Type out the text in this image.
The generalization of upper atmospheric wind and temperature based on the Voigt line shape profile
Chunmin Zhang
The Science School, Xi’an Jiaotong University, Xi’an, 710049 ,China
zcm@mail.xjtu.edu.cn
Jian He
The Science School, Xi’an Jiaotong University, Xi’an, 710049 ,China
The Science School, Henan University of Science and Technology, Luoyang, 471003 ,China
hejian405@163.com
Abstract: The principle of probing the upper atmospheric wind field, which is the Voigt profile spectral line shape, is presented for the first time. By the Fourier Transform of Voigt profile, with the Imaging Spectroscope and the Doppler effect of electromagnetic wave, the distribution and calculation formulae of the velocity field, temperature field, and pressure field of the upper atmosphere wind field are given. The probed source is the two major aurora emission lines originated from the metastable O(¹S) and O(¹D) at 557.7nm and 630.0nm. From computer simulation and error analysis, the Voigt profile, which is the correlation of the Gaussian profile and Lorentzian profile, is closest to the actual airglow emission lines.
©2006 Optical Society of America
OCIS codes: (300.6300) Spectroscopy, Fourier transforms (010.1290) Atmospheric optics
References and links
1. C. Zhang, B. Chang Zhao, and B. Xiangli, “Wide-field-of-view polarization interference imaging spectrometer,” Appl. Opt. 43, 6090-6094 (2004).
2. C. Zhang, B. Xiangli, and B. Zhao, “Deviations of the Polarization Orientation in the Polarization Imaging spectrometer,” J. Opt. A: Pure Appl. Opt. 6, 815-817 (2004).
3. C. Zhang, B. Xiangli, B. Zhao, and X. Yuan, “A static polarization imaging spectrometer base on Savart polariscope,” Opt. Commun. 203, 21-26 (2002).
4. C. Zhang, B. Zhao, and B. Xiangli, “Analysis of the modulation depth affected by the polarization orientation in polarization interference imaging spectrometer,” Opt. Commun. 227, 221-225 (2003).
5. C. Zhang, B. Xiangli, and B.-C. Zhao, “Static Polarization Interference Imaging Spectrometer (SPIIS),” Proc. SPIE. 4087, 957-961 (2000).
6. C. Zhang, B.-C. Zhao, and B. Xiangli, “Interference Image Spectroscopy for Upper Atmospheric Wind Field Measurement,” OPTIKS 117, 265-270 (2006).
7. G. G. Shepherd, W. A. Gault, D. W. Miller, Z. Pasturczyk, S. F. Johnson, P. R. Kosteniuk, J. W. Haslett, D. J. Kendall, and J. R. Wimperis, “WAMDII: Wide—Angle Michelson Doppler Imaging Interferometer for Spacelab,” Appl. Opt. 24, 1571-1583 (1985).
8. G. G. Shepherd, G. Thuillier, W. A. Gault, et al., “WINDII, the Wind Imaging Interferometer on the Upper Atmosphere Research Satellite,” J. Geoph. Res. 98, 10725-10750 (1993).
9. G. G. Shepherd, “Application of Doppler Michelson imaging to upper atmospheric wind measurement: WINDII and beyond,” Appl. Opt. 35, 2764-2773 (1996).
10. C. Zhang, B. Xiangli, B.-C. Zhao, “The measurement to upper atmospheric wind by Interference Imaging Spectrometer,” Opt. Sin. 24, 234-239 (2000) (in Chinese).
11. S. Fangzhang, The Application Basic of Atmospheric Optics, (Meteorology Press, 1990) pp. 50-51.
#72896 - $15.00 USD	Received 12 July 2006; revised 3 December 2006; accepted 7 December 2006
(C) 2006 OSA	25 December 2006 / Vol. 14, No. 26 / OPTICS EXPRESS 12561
----
Exactly reproduce every line of the data above.

[FULL RESPONSE]
Type out the text in this image.
The generalization of upper atmospheric wind and temperature based on the Voigt line shape profile
Chunmin Zhang
The Science School, Xi’an Jiaotong University, Xi’an, 710049 ,China
zcm@mail.xjtu.edu.cn
Jian He
The Science School, Xi’an Jiaotong University, Xi’an, 710049 ,China
The Science School, Henan University of Science and Technology, Luoyang, 471003 ,China
hejian405@163.com
Abstract: The principle of probing the upper atmospheric wind field, which is the Voigt profile spectral line shape, is presented for the first time. By the Fourier Transform of Voigt profile, with the Imaging Spectroscope and the Doppler effect of electromagnetic wave, the distribution and calculation formulae of the velocity field, temperature field, and pressure field of the upper atmosphere wind field are given. The probed source is the two major aurora emission lines originated from the metastable O(¹S) and O(¹D) at 557.7nm and 630.0nm. From computer simulation and error analysis, the Voigt profile, which is the correlation of the Gaussian profile and Lorentzian profile, is closest to the actual airglow emission lines.
©2006 Optical Society of America
OCIS codes: (300.6300) Spectroscopy, Fourier transforms (010.1290) Atmospheric optics
References and links
1. C. Zhang, B. Chang Zhao, and B. Xiangli, “Wide-field-of-view polarization interference imaging spectrometer,” Appl. Opt. 43, 6090-6094 (2004).
2. C. Zhang, B. Xiangli, and B. Zhao, “Deviations of the Polarization Orientation in the Polarization Imaging spectrometer,” J. Opt. A: Pure Appl. Opt. 6, 815-817 (2004).
3. C. Zhang, B. Xiangli, B. Zhao, and X. Yuan, “A static polarization imaging spectrometer base on Savart polariscope,” Opt. Commun. 203, 21-26 (2002).
4. C. Zhang, B. Zhao, and B. Xiangli, “Analysis of the modulation depth affected by the polarization orientation in polarization interference imaging spectrometer,” Opt. Commun. 227, 221-225 (2003).
5. C. Zhang, B. Xiangli, and B.-C. Zhao, “Static Polarization Interference Imaging Spectrometer (SPIIS),” Proc. SPIE. 4087, 957-961 (2000).
6. C. Zhang, B.-C. Zhao, and B. Xiangli, “Interference Image Spectroscopy for Upper Atmospheric Wind Field Measurement,” OPTIKS 117, 265-270 (2006).
7. G. G. Shepherd, W. A. Gault, D. W. Miller, Z. Pasturczyk, S. F. Johnson, P. R. Kosteniuk, J. W. Haslett, D. J. Kendall, and J. R. Wimperis, “WAMDII: Wide—Angle Michelson Doppler Imaging Interferometer for Spacelab,” Appl. Opt. 24, 1571-1583 (1985).
8. G. G. Shepherd, G. Thuillier, W. A. Gault, et al., “WINDII, the Wind Imaging Interferometer on the Upper Atmosphere Research Satellite,” J. Geoph. Res. 98, 10725-10750 (1993).
9. G. G. Shepherd, “Application of Doppler Michelson imaging to upper atmospheric wind measurement: WINDII and beyond,” Appl. Opt. 35, 2764-2773 (1996).
10. C. Zhang, B. Xiangli, B.-C. Zhao, “The measurement to upper atmospheric wind by Interference Imaging Spectrometer,” Opt. Sin. 24, 234-239 (2000) (in Chinese).
11. S. Fangzhang, The Application Basic of Atmospheric Optics, (Meteorology Press, 1990) pp. 50-51.
#72896 - $15.00 USD	Received 12 July 2006; revised 3 December 2006; accepted 7 December 2006
(C) 2006 OSA	25 December 2006 / Vol. 14, No. 26 / OPTICS EXPRESS 12561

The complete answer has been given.